- Directions for this task
Scan the data below for the string "ylabel". Show every line where it turns up.

- Task input

>> BEGIN

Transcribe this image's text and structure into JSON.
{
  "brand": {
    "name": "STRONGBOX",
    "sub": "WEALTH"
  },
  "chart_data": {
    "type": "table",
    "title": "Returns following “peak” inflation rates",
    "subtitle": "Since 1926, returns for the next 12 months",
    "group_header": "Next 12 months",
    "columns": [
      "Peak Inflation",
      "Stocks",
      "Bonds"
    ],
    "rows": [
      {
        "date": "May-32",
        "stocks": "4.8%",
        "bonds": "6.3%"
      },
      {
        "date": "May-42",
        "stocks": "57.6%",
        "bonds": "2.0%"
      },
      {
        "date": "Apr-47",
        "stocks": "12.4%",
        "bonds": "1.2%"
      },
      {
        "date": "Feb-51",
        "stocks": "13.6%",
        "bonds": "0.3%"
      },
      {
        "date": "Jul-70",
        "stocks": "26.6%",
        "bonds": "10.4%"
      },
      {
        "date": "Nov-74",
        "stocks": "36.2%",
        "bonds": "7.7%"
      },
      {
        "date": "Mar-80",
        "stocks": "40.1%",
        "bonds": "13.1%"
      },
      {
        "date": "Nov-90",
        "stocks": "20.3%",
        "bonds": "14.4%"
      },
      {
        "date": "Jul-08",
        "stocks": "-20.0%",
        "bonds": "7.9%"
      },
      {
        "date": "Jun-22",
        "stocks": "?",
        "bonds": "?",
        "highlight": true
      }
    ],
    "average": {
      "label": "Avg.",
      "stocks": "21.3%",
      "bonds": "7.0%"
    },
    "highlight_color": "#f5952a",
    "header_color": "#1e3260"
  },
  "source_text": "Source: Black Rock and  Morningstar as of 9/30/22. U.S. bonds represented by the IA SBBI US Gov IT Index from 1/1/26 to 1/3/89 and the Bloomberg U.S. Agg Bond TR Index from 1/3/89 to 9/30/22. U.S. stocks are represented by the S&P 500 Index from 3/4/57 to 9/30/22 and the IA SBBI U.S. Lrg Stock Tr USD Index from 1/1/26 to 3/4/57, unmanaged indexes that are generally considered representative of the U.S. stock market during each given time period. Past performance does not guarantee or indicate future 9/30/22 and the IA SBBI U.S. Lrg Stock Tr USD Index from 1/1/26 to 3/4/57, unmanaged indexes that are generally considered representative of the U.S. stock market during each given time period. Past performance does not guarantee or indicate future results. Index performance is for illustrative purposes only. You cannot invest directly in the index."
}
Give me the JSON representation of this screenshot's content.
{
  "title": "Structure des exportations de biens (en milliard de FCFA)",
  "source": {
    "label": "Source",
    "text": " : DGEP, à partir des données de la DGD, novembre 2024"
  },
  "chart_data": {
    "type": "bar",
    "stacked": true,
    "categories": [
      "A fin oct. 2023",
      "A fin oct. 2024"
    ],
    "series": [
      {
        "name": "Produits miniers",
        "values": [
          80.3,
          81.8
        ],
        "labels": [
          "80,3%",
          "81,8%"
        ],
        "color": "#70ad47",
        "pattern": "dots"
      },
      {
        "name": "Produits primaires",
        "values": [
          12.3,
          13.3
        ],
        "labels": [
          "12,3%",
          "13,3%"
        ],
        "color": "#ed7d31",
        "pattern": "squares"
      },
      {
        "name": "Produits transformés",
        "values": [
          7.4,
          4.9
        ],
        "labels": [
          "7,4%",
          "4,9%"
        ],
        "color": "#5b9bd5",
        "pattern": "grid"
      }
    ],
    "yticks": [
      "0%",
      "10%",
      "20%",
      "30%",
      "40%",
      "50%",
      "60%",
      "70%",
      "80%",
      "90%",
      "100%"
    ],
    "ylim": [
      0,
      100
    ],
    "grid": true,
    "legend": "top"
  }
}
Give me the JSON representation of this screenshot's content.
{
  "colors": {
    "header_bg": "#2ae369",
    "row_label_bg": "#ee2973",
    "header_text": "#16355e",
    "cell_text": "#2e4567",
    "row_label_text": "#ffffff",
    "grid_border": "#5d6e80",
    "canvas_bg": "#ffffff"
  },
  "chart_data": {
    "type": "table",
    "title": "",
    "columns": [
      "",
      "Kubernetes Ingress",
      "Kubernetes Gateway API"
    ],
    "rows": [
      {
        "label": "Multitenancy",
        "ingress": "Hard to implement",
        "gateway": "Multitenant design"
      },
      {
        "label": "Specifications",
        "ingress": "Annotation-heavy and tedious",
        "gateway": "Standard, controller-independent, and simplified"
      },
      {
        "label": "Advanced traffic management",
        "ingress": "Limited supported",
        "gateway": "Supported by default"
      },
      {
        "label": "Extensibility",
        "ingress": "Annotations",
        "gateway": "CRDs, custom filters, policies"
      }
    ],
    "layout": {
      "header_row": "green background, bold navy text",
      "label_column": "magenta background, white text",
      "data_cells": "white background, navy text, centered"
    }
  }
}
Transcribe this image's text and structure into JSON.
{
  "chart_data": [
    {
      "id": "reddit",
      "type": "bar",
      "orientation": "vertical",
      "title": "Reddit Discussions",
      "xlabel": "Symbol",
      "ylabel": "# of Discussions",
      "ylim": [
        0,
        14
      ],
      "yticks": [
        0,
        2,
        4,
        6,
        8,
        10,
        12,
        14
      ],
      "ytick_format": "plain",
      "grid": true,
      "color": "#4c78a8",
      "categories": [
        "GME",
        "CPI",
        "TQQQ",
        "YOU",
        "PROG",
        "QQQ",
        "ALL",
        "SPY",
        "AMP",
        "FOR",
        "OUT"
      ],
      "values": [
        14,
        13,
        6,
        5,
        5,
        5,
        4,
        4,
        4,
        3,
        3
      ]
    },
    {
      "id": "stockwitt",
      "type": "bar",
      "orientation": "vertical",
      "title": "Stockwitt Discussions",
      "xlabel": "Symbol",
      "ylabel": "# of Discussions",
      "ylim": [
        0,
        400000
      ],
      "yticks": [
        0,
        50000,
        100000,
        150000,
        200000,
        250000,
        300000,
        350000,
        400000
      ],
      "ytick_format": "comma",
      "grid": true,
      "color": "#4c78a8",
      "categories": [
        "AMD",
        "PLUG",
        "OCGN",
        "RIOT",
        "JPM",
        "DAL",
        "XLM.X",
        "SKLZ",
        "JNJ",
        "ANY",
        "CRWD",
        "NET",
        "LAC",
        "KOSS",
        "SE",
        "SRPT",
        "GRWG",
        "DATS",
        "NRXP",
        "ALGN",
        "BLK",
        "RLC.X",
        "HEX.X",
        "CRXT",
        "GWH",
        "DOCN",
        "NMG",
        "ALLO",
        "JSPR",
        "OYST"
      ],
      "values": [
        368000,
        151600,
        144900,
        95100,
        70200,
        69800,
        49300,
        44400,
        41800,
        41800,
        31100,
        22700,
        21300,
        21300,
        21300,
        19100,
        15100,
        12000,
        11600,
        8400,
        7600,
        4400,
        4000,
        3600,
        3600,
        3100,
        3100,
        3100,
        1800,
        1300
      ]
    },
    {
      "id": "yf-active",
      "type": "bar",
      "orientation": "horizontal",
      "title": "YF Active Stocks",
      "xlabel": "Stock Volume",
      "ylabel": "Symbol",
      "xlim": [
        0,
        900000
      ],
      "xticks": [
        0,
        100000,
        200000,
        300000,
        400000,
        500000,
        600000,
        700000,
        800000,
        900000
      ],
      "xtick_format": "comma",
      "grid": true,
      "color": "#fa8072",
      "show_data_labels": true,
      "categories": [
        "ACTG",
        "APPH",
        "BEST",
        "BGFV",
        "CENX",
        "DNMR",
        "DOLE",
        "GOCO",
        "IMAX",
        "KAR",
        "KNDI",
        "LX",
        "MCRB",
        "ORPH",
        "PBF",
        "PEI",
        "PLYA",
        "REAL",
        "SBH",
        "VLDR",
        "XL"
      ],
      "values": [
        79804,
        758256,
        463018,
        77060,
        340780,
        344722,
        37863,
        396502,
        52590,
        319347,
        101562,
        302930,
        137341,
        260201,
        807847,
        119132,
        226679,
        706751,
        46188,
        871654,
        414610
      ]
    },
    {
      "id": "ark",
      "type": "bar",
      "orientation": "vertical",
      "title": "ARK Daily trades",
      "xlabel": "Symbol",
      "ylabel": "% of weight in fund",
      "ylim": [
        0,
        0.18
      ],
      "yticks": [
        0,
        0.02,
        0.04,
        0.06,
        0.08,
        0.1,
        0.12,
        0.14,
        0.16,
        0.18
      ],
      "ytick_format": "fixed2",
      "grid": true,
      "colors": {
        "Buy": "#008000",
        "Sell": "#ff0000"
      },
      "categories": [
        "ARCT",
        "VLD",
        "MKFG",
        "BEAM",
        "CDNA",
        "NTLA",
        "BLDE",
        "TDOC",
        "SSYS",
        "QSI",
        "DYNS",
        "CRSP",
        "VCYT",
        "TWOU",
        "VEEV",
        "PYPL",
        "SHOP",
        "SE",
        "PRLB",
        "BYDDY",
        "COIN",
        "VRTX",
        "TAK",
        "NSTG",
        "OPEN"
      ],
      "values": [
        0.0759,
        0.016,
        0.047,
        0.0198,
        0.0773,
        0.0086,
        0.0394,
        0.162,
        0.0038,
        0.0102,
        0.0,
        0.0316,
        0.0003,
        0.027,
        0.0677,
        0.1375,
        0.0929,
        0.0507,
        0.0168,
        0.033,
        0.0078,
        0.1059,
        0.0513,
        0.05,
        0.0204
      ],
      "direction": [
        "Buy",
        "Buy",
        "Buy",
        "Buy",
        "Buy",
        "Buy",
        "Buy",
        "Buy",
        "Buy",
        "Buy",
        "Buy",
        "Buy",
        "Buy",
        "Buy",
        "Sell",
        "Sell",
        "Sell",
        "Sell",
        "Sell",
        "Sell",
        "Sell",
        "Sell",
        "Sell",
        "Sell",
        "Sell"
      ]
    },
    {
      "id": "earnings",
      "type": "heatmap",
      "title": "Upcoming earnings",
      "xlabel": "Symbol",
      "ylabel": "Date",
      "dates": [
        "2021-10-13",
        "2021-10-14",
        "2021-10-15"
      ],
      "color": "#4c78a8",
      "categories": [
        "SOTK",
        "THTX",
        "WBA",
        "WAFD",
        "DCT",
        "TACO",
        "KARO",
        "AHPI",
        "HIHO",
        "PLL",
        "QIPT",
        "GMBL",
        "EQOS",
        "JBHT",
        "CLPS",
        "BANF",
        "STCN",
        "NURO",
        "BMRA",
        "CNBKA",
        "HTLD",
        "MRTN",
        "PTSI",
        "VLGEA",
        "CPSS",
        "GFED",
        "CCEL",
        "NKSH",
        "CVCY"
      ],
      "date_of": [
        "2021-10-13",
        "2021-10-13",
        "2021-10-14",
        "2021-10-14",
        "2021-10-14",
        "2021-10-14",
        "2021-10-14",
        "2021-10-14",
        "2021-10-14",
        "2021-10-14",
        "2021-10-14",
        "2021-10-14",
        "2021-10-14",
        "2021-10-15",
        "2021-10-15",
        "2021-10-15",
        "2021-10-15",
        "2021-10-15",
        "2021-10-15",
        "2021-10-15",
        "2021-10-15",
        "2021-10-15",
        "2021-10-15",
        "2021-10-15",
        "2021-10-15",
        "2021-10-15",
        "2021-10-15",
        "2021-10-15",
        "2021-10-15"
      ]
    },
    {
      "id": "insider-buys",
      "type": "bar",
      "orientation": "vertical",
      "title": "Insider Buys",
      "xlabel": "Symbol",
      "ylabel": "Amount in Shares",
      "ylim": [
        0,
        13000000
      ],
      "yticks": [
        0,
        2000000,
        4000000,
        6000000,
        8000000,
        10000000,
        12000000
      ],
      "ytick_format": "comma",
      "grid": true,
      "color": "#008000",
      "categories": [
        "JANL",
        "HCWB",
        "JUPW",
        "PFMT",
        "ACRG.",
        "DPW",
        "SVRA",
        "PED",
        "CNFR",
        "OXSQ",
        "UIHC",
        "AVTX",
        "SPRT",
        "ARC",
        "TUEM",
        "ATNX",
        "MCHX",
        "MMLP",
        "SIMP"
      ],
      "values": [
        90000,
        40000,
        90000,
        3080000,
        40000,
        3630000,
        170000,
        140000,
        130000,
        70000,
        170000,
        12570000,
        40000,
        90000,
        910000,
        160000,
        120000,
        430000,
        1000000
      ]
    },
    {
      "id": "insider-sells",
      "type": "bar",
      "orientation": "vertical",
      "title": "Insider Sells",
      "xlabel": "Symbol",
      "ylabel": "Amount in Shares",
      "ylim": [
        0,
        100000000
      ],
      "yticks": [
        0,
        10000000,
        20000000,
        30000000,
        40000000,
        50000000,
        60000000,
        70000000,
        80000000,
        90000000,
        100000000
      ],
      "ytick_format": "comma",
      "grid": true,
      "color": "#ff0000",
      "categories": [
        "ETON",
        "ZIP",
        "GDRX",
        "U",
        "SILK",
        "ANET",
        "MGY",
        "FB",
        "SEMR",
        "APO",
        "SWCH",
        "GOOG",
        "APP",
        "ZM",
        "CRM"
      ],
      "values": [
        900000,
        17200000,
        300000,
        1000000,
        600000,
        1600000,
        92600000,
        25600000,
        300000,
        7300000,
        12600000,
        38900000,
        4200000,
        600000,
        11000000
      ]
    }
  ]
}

>> END

- Result of the exercise
      "ylabel": "# of Discussions",
      "ylabel": "# of Discussions",
      "ylabel": "Symbol",
      "ylabel": "% of weight in fund",
      "ylabel": "Date",
      "ylabel": "Amount in Shares",
      "ylabel": "Amount in Shares",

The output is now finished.